◆ DOCUMENT:
+ + + + +
I would love to see RRFW put the same effort and intensity into getting the Green River through Deso designated wilderness - the relative impact would be far greater than a river that is already in a National Park.


----------



## Tom Martin (Dec 5, 2004)

*50-50? Please...*

Hi Andy, while the GCPBA and river concessionaires trade association and AW all said it's 50-50, it's not any such thing... 

The 2006 CRMP allows about 14,385 concessions passengers in the summer months and 2,270 do-it-yourselfers in the same summer months. That's not 50-50.

That's 476 commercial launches of up to 32 people compaired to 123 trips of 16 folks or less and 62 trips of 8 folks or less. That's not 50-50 either.

In the winter, when there are no concessions passengers, there are roughly 1,855 do-it-yourself river runners on 120 river trips. 

Cites above 2006 ROD pg 3

This 50-50 is like saying we'll get the middle of the road and you get the shoulders. Or, we'll take the top of the cake with the icing, you get the bottom. 

Yes, the river concessions knew full well they would fracture the boating community with the agreement. Did you read the agreement? I'll post the link again. Do you think going after your organizations members who do not support the plan helps the boating comminity? 

To quote the agreement: "The Parties will use their best efforts to discourage their respective members from engaging in any activities that would, if undertaken by the Parties, be inconsistent with the Joint Recommendations and the terms of this Agreement."
+ + + + +
◆ RECORD EXTRACTS:
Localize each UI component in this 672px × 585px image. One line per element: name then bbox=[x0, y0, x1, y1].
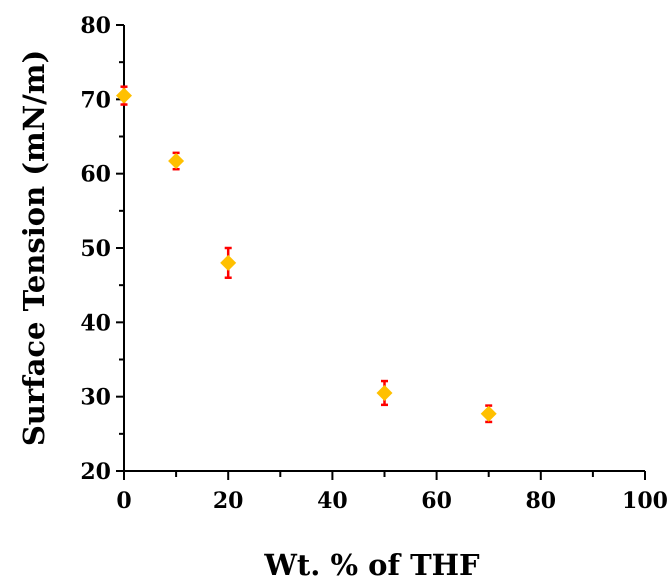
+ + + + +
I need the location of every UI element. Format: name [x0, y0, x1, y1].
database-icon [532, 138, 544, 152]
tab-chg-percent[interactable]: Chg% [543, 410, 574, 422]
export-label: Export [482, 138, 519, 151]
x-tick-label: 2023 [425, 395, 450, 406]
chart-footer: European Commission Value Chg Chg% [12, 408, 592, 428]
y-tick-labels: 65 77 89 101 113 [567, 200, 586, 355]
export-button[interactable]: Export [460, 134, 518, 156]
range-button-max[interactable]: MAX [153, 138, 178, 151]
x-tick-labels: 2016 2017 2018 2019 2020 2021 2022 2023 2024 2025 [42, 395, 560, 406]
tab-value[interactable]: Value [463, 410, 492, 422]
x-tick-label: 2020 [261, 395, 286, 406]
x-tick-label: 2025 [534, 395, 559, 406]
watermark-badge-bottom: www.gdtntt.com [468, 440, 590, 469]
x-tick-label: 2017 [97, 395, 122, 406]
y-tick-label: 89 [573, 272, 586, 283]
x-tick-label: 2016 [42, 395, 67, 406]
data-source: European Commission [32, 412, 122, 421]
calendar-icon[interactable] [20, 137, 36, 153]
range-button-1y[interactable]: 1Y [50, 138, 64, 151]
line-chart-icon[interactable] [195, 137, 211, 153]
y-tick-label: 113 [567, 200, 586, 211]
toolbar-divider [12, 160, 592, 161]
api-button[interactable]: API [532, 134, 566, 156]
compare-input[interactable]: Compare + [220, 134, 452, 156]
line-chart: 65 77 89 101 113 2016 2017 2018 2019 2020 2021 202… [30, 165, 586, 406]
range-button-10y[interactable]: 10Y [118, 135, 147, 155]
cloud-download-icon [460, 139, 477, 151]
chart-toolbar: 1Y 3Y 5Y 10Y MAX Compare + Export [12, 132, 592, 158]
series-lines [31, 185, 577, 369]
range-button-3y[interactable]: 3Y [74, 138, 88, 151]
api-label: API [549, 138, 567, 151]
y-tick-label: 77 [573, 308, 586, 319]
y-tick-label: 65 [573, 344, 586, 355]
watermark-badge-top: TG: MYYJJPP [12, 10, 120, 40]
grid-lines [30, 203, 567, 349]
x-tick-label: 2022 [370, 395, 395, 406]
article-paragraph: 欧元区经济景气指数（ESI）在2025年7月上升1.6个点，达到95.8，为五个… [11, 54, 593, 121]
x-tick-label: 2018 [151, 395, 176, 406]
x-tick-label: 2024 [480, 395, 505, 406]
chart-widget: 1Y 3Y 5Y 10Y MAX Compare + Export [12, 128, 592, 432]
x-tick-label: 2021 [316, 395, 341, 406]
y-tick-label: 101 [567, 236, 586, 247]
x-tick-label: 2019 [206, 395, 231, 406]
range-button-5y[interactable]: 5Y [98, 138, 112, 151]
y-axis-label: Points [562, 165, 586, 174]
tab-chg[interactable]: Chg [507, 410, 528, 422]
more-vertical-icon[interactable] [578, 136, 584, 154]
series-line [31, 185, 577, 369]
+ + + + +
◆ TASKS:
a: In the forum thread on river trip allocation, how many do-it-yourself river runners are there in the winter, and on how many trips?
b: Reproduce the forum thread on river trip allocation word for word, starting with "That's 476 commercial" and going on through "get the bottom.".
c: Please write the next part of the forum thread on river trip allocation, picking up after its last sentence.

◆ THE ANSWERS:
a: Roughly 1,855 do-it-yourself river runners, on 120 river trips.

b:
That's 476 commercial launches of up to 32 people compaired to 123 trips of 16 folks or less and 62 trips of 8 folks or less. That's not 50-50 either.

In the winter, when there are no concessions passengers, there are roughly 1,855 do-it-yourself river runners on 120 river trips. 

Cites above 2006 ROD pg 3

This 50-50 is like saying we'll get the middle of the road and you get the shoulders. Or, we'll take the top of the cake with the icing, you get the bottom.

c:
Here's the link:

http://www.gcpba.org/index.php?option=com_content&task=view&id=50&Itemi d=28

Yes, this has split the boating community, just as we said it would when we first accidentally heard about it and let GCPBA memebrs know about it. Remember, the GCPBA never announced the agreement to thier members. To say this split in the river community is RRFW's fault is missing the point, like saying the numbers above are 50-50.

Rich seems to think the National Park would not have come up with a plan if the GCPBA had not made an agreement with the Trade Association. That's rediculous. Remember, the NPS wanted to start changing allocation based on real people wanting real launches, but that was dropped after the agrement came out. 

Rich and I disagree on this as well. The 9th Circuit decission, while still unfortunate, was actually much better than the District Court's even worse decission.

We will have to move forward on this issue, but the GCPBA is in a ten year holding pattern now, while the rest of us try to move the issues inequitable access to and motorization of the Grand Canyon forward. THE Grand Canyon, of all places, deserves much better. 

Yours, Tom


----------



## Chip (Apr 7, 2007)

asleep.at.the.oars said:


> It would be great to have no motors, but that's what people have time for, and having more people see the canyon is what protects it.


So the ugly bulldozed heliport and the noisy back-to-back flights hauling the commercial dudes out are _protecting_ the Canyon? 

Pretzel logic, at best.


----------



## BackCountry (Nov 22, 2009)

The NPS has always skewed river access in the Grand Canyon strongly in favor of the commercial outfitters. A friend of mine from collage is the person in charge of permitting commercial and private groups. (Sadly this has never helped me draw a permit) I asked him why it was so difficult for private groups to pull a permit. His response was that he has been strictly instructed to make sure that commercial groups got the majority of the permits and to keep permit distribution to private parties at a minimum. The simple fact being that the government makes much more money from commercial groups.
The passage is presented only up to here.